Les activistes en sont conscients : il sera difficile de faire changer une Église dont la toute-puissance s’explique par des racines profondément ancrées dans l’histoire du pays. Entre 1795 et 1918, la Pologne n’existait plus comme nation : elle était annexée dans de grands empires. Ce sont les évêques et les prêtres, dans chaque ville et village, qui ont remplacé l’Etat. De même, pendant la période communiste, entre 1945 et 1989, « l’Église jouait le rôle de contre-pouvoir face au communistes », rappelle Marcin Frybes. Difficile de se défaire des traditions, dans un pays où « le catholicisme est un phénomène plus social que religieux », conclut l’ancien disciple du sociologue Alain Touraine.
Malgré tout, Ignacy voit bien que son activisme porte ses fruits. Il en veut pour preuve les chiffres de ses ventes : « On a plus de 700 abonnés », détaille-t-il en rangeant les piles de magazines de plus d’un mètre de haut, entassés dans la salle de rédaction. « Et on en a un peu plus chaque mois. Les lecteurs nous remercient : ils nous disent qu’ils avaient des doutes, des interrogations sur leur foi. En lisant notre magazine, ils se rendent compte que ce n’est pas eux le problème, mais bien le discours conservateur de l’Église. »
C’est aussi la conviction d’Anna Baluta, 21 ans, étudiante en civilisation américaine. Elle vit avec une quarantaine d’étudiants catholiques, comme elle, dans une colocation à l’est de Varsovie. Une dizaine de jeunes sont réunis ce jeudi soir dans la salle commune du bâtiment austère, aux murs blancs décorés de photos de groupe et de tableaux de Marie, de Jésus ou de Jean-Paul II. Parmi eux, Michał, 21 ans, étudiant en informatique, rappelle qu’il est important de ne pas « défendre l’Église aveuglément ». Pour la changer, il faut selon lui soutenir « les petites communautés catholiques, comme la nôtre, qui font de bonnes actions mais qui ne font pas les gros titres ». Un point de vue partagé par Paweł, prêtre de cette colocation, attablé, comme les autres, autour de la table basse de la salle commune : « Il faudra, dans le futur, davantage écouter les jeunes. L’Église, avant d’être une institution, est une famille. En témoignant de notre foi, il faut rappeler, pas à pas, qu’il y a beaucoup de bon dans cette famille. »
À l’inverse, Uschi, activiste depuis plus de dix ans, estime que la politique des pas-à-pas ne suffira pas. « C’est David contre Goliath ». Pour elle, le changement viendra d’une révolution populaire, qui arrivera le jour où l’Église perdra son soutien politique et financier. « De moins en moins de personnes vont à l’Église, donc les finances du clergé vont disparaître, et le pouvoir politique avec. J’espère que je serai là pour voir l’Église actuelle s’effondrer, et que je pourrai participer à la construction d’une Église nouvelle sur ces débris. » Et cela pourrait arriver plus vite que prévu : d’après les sondages, l’opposition unie face au gouvernement conservateur pourrait remporter les élections législatives d’octobre. Et mettre fin à la connivence qui finance les archevêques polonais depuis plus de sept ans.

Objectif de la tâche:
Renvoyez mot pour mot le passage de l'extrait sur l'Église polonaise qui va de « Les activistes en » à « sociologue Alain Touraine. ».

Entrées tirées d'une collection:

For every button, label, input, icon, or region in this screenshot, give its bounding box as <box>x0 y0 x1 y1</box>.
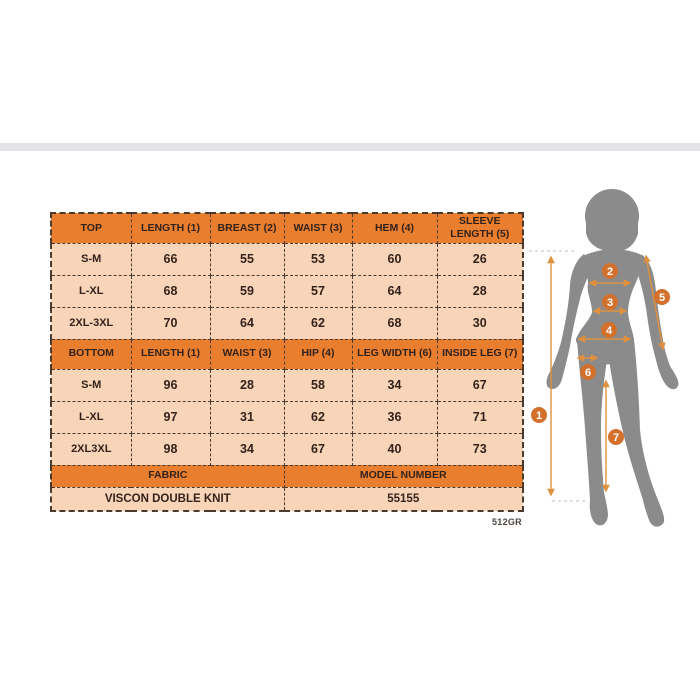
measurement-value: 62 <box>283 400 353 434</box>
size-label: 2XL-3XL <box>50 306 132 340</box>
model-number-header: MODEL NUMBER <box>283 464 524 488</box>
table-row: 2XL3XL 98 34 67 40 73 <box>50 432 524 466</box>
measurement-value: 67 <box>283 432 353 466</box>
body-silhouette-diagram: 1 2 3 4 5 6 7 <box>529 189 679 527</box>
marker-number-7: 7 <box>613 432 619 444</box>
measurement-value: 66 <box>130 242 211 276</box>
guide-dashes <box>529 250 586 502</box>
measurement-value: 31 <box>209 400 285 434</box>
marker-number-6: 6 <box>585 367 591 379</box>
measurement-value: 68 <box>130 274 211 308</box>
marker-number-5: 5 <box>659 292 665 304</box>
fabric-header: FABRIC <box>50 464 285 488</box>
model-number-value: 55155 <box>283 486 524 512</box>
measurement-value: 28 <box>436 274 524 308</box>
table-row: S-M 66 55 53 60 26 <box>50 242 524 276</box>
marker-circle-7 <box>608 429 624 445</box>
measurement-value: 64 <box>209 306 285 340</box>
measurement-value: 57 <box>283 274 353 308</box>
measurement-value: 58 <box>283 368 353 402</box>
size-label: 2XL3XL <box>50 432 132 466</box>
measurement-value: 70 <box>130 306 211 340</box>
marker-number-2: 2 <box>607 266 613 278</box>
info-value-row: VISCON DOUBLE KNIT 55155 <box>50 486 524 512</box>
sleeve-arrow <box>643 254 666 351</box>
marker-number-4: 4 <box>606 325 613 337</box>
measure-markers: 1 2 3 4 5 6 7 <box>531 263 670 445</box>
measurement-value: 30 <box>436 306 524 340</box>
measurement-value: 71 <box>436 400 524 434</box>
col-header-bottom: BOTTOM <box>50 338 132 370</box>
measurement-value: 40 <box>351 432 438 466</box>
top-header-row: TOP LENGTH (1) BREAST (2) WAIST (3) HEM … <box>50 212 524 244</box>
marker-circle-2 <box>602 263 618 279</box>
col-header-waist: WAIST (3) <box>209 338 285 370</box>
col-header-length: LENGTH (1) <box>130 212 211 244</box>
measurement-figure: 1 2 3 4 5 6 7 <box>525 183 700 535</box>
woman-silhouette <box>546 189 679 527</box>
size-label: L-XL <box>50 274 132 308</box>
table-row: 2XL-3XL 70 64 62 68 30 <box>50 306 524 340</box>
marker-number-1: 1 <box>536 410 542 422</box>
marker-circle-5 <box>654 289 670 305</box>
table-row: S-M 96 28 58 34 67 <box>50 368 524 402</box>
col-header-inside-leg: INSIDE LEG (7) <box>436 338 524 370</box>
measurement-value: 62 <box>283 306 353 340</box>
col-header-hip: HIP (4) <box>283 338 353 370</box>
marker-circle-6 <box>580 364 596 380</box>
measurement-value: 28 <box>209 368 285 402</box>
fabric-value: VISCON DOUBLE KNIT <box>50 486 285 512</box>
measurement-value: 67 <box>436 368 524 402</box>
size-label: S-M <box>50 368 132 402</box>
measurement-value: 34 <box>351 368 438 402</box>
col-header-hem: HEM (4) <box>351 212 438 244</box>
measurement-value: 98 <box>130 432 211 466</box>
size-chart-table: TOP LENGTH (1) BREAST (2) WAIST (3) HEM … <box>50 212 524 512</box>
col-header-breast: BREAST (2) <box>209 212 285 244</box>
col-header-length: LENGTH (1) <box>130 338 211 370</box>
col-header-waist: WAIST (3) <box>283 212 353 244</box>
measurement-value: 96 <box>130 368 211 402</box>
measurement-value: 68 <box>351 306 438 340</box>
measurement-value: 73 <box>436 432 524 466</box>
measurement-value: 36 <box>351 400 438 434</box>
measurement-value: 59 <box>209 274 285 308</box>
measurement-value: 64 <box>351 274 438 308</box>
measurement-value: 34 <box>209 432 285 466</box>
col-header-top: TOP <box>50 212 132 244</box>
measurement-value: 26 <box>436 242 524 276</box>
marker-circle-3 <box>602 294 618 310</box>
measurement-value: 55 <box>209 242 285 276</box>
style-code-text: 512GR <box>491 517 522 527</box>
size-label: S-M <box>50 242 132 276</box>
measurement-arrows <box>547 254 666 497</box>
marker-number-3: 3 <box>607 297 613 309</box>
size-label: L-XL <box>50 400 132 434</box>
measurement-value: 53 <box>283 242 353 276</box>
col-header-sleeve-length: SLEEVE LENGTH (5) <box>436 212 524 244</box>
col-header-leg-width: LEG WIDTH (6) <box>351 338 438 370</box>
page-divider-bar <box>0 143 700 151</box>
table-row: L-XL 68 59 57 64 28 <box>50 274 524 308</box>
marker-circle-1 <box>531 407 547 423</box>
marker-circle-4 <box>601 322 617 338</box>
measurement-value: 97 <box>130 400 211 434</box>
info-header-row: FABRIC MODEL NUMBER <box>50 464 524 488</box>
table-row: L-XL 97 31 62 36 71 <box>50 400 524 434</box>
measurement-value: 60 <box>351 242 438 276</box>
bottom-header-row: BOTTOM LENGTH (1) WAIST (3) HIP (4) LEG … <box>50 338 524 370</box>
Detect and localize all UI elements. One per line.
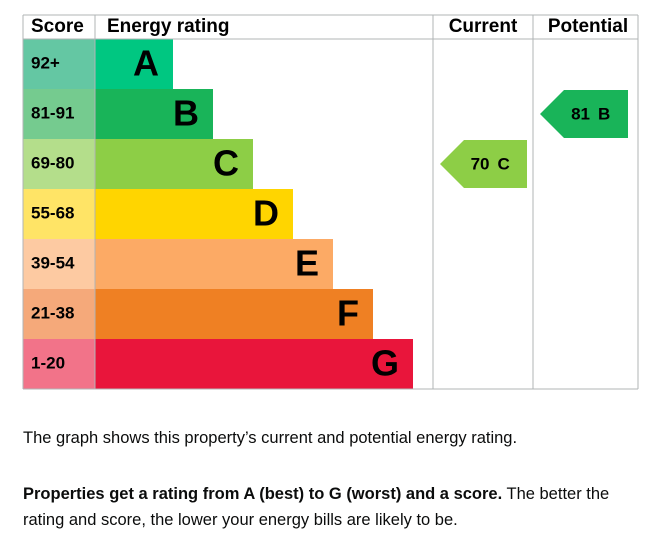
score-range: 92+ xyxy=(31,53,60,72)
score-range: 21-38 xyxy=(31,303,74,322)
score-cell xyxy=(23,239,95,289)
score-cell xyxy=(23,189,95,239)
header-energy-rating: Energy rating xyxy=(107,16,229,37)
rating-bar xyxy=(95,139,253,189)
current-arrow xyxy=(440,140,527,188)
score-cell xyxy=(23,139,95,189)
rating-bar xyxy=(95,89,213,139)
header-potential: Potential xyxy=(548,16,628,37)
score-range: 55-68 xyxy=(31,203,74,222)
explanation-bold: Properties get a rating from A (best) to… xyxy=(23,485,503,503)
rating-letter: E xyxy=(295,243,319,284)
rating-letter: B xyxy=(173,93,199,134)
current-rating: C xyxy=(498,154,510,173)
explanation: Properties get a rating from A (best) to… xyxy=(23,481,648,533)
rating-bar xyxy=(95,289,373,339)
rating-bar xyxy=(95,239,333,289)
score-cell xyxy=(23,339,95,389)
potential-rating: B xyxy=(598,104,610,123)
rating-bar xyxy=(95,189,293,239)
rating-bar xyxy=(95,339,413,389)
explanation-rest: The better the rating and score, the low… xyxy=(23,485,610,529)
rating-letter: D xyxy=(253,193,279,234)
description: The graph shows this property’s current … xyxy=(23,429,518,447)
current-score: 70 xyxy=(471,154,490,173)
rating-letter: A xyxy=(133,43,159,84)
score-range: 1-20 xyxy=(31,353,65,372)
epc-chart: Score Energy rating Current Potential 92… xyxy=(22,14,639,390)
rating-bar xyxy=(95,39,173,89)
score-cell xyxy=(23,39,95,89)
score-cell xyxy=(23,289,95,339)
score-range: 69-80 xyxy=(31,153,74,172)
header-score: Score xyxy=(31,16,84,37)
potential-score: 81 xyxy=(571,104,590,123)
score-range: 39-54 xyxy=(31,253,75,272)
score-range: 81-91 xyxy=(31,103,74,122)
rating-letter: G xyxy=(371,343,399,384)
header-current: Current xyxy=(449,16,518,37)
rating-letter: C xyxy=(213,143,239,184)
rating-letter: F xyxy=(337,293,359,334)
score-cell xyxy=(23,89,95,139)
potential-arrow xyxy=(540,90,628,138)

Corrigé de l'exercice:
Les activistes en sont conscients : il sera difficile de faire changer une Église dont la toute-puissance s’explique par des racines profondément ancrées dans l’histoire du pays. Entre 1795 et 1918, la Pologne n’existait plus comme nation : elle était annexée dans de grands empires. Ce sont les évêques et les prêtres, dans chaque ville et village, qui ont remplacé l’Etat. De même, pendant la période communiste, entre 1945 et 1989, « l’Église jouait le rôle de contre-pouvoir face au communistes », rappelle Marcin Frybes. Difficile de se défaire des traditions, dans un pays où « le catholicisme est un phénomène plus social que religieux », conclut l’ancien disciple du sociologue Alain Touraine.